## RECORDS TO PROCESS

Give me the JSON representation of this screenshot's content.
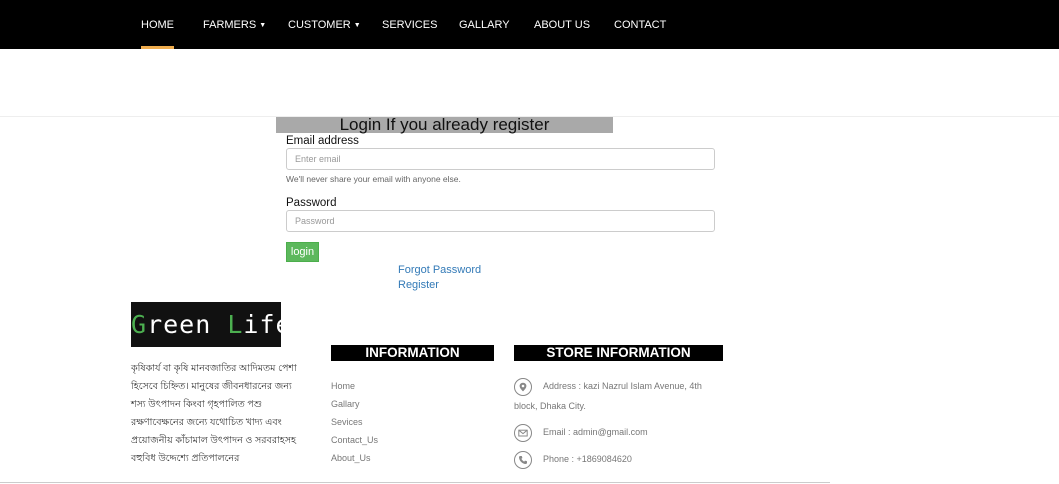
{
  "nav": {
    "items": [
      {
        "label": "HOME",
        "active": true,
        "dropdown": false
      },
      {
        "label": "FARMERS",
        "active": false,
        "dropdown": true
      },
      {
        "label": "CUSTOMER",
        "active": false,
        "dropdown": true
      },
      {
        "label": "SERVICES",
        "active": false,
        "dropdown": false
      },
      {
        "label": "GALLARY",
        "active": false,
        "dropdown": false
      },
      {
        "label": "ABOUT US",
        "active": false,
        "dropdown": false
      },
      {
        "label": "CONTACT",
        "active": false,
        "dropdown": false
      }
    ],
    "active_color": "#f0ad4e"
  },
  "login": {
    "heading": "Login If you already register",
    "email_label": "Email address",
    "email_placeholder": "Enter email",
    "email_value": "",
    "email_help": "We'll never share your email with anyone else.",
    "password_label": "Password",
    "password_placeholder": "Password",
    "password_value": "",
    "submit_label": "login",
    "forgot_link": "Forgot Password",
    "register_link": "Register"
  },
  "footer": {
    "brand": {
      "part1": "G",
      "part2": "reen ",
      "part3": "L",
      "part4": "ife"
    },
    "about_text": "কৃষিকার্য বা কৃষি মানবজাতির আদিমতম পেশা হিসেবে চিহ্নিত। মানুষের জীবনধারনের জন্য শস্য উৎপাদন কিংবা গৃহপালিত পশু রক্ষণাবেক্ষনের জন্যে যথোচিত খাদ্য এবং প্রয়োজনীয় কাঁচামাল উৎপাদন ও সরবরাহসহ বহুবিধ উদ্দেশ্যে প্রতিপালনের",
    "information": {
      "heading": "INFORMATION",
      "links": [
        "Home",
        "Gallary",
        "Sevices",
        "Contact_Us",
        "About_Us"
      ]
    },
    "store": {
      "heading": "STORE INFORMATION",
      "address_line1": "Address : kazi Nazrul Islam Avenue, 4th",
      "address_line2": "block, Dhaka City.",
      "email": "Email : admin@gmail.com",
      "phone": "Phone : +1869084620",
      "icons": [
        "map-pin-icon",
        "envelope-icon",
        "phone-icon"
      ]
    }
  },
  "colors": {
    "navbar_bg": "#000000",
    "login_button": "#5cb85c",
    "link": "#337ab7",
    "brand_accent": "#4caf50"
  }
}
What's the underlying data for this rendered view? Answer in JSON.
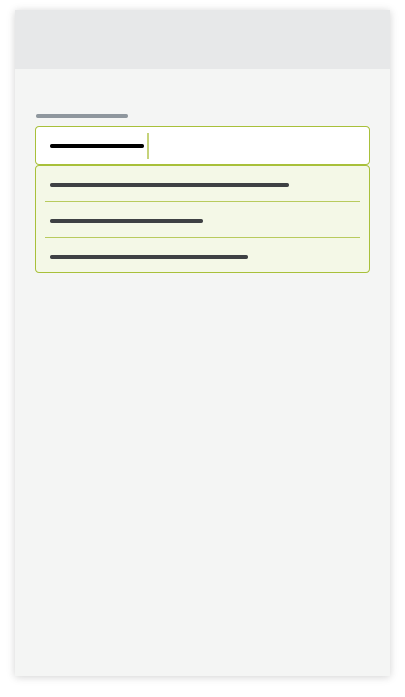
{
  "header": {
    "title": ""
  },
  "form": {
    "field_label": "",
    "input_value": "",
    "placeholder": ""
  },
  "dropdown": {
    "options": [
      {
        "label": ""
      },
      {
        "label": ""
      },
      {
        "label": ""
      }
    ]
  },
  "colors": {
    "header_bg": "#e7e8e9",
    "card_bg": "#f4f5f4",
    "accent_border": "#a8c03a",
    "dropdown_bg": "#f4f8e7",
    "text_placeholder_bar": "#3e4144",
    "label_bar": "#8f979e"
  }
}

## EXERCISE
Each entry gets copied exactly; the pictures stay out.

## WRITTEN ANSWER
Give me the JSON representation of this screenshot's content.
{
  "nav": {
    "items": [
      {
        "label": "HOME",
        "active": true,
        "dropdown": false
      },
      {
        "label": "FARMERS",
        "active": false,
        "dropdown": true
      },
      {
        "label": "CUSTOMER",
        "active": false,
        "dropdown": true
      },
      {
        "label": "SERVICES",
        "active": false,
        "dropdown": false
      },
      {
        "label": "GALLARY",
        "active": false,
        "dropdown": false
      },
      {
        "label": "ABOUT US",
        "active": false,
        "dropdown": false
      },
      {
        "label": "CONTACT",
        "active": false,
        "dropdown": false
      }
    ],
    "active_color": "#f0ad4e"
  },
  "login": {
    "heading": "Login If you already register",
    "email_label": "Email address",
    "email_placeholder": "Enter email",
    "email_value": "",
    "email_help": "We'll never share your email with anyone else.",
    "password_label": "Password",
    "password_placeholder": "Password",
    "password_value": "",
    "submit_label": "login",
    "forgot_link": "Forgot Password",
    "register_link": "Register"
  },
  "footer": {
    "brand": {
      "part1": "G",
      "part2": "reen ",
      "part3": "L",
      "part4": "ife"
    },
    "about_text": "কৃষিকার্য বা কৃষি মানবজাতির আদিমতম পেশা হিসেবে চিহ্নিত। মানুষের জীবনধারনের জন্য শস্য উৎপাদন কিংবা গৃহপালিত পশু রক্ষণাবেক্ষনের জন্যে যথোচিত খাদ্য এবং প্রয়োজনীয় কাঁচামাল উৎপাদন ও সরবরাহসহ বহুবিধ উদ্দেশ্যে প্রতিপালনের",
    "information": {
      "heading": "INFORMATION",
      "links": [
        "Home",
        "Gallary",
        "Sevices",
        "Contact_Us",
        "About_Us"
      ]
    },
    "store": {
      "heading": "STORE INFORMATION",
      "address_line1": "Address : kazi Nazrul Islam Avenue, 4th",
      "address_line2": "block, Dhaka City.",
      "email": "Email : admin@gmail.com",
      "phone": "Phone : +1869084620",
      "icons": [
        "map-pin-icon",
        "envelope-icon",
        "phone-icon"
      ]
    }
  },
  "colors": {
    "navbar_bg": "#000000",
    "login_button": "#5cb85c",
    "link": "#337ab7",
    "brand_accent": "#4caf50"
  }
}
What's the underlying data for this rendered view? Answer in JSON.
{
  "header": {
    "title": ""
  },
  "form": {
    "field_label": "",
    "input_value": "",
    "placeholder": ""
  },
  "dropdown": {
    "options": [
      {
        "label": ""
      },
      {
        "label": ""
      },
      {
        "label": ""
      }
    ]
  },
  "colors": {
    "header_bg": "#e7e8e9",
    "card_bg": "#f4f5f4",
    "accent_border": "#a8c03a",
    "dropdown_bg": "#f4f8e7",
    "text_placeholder_bar": "#3e4144",
    "label_bar": "#8f979e"
  }
}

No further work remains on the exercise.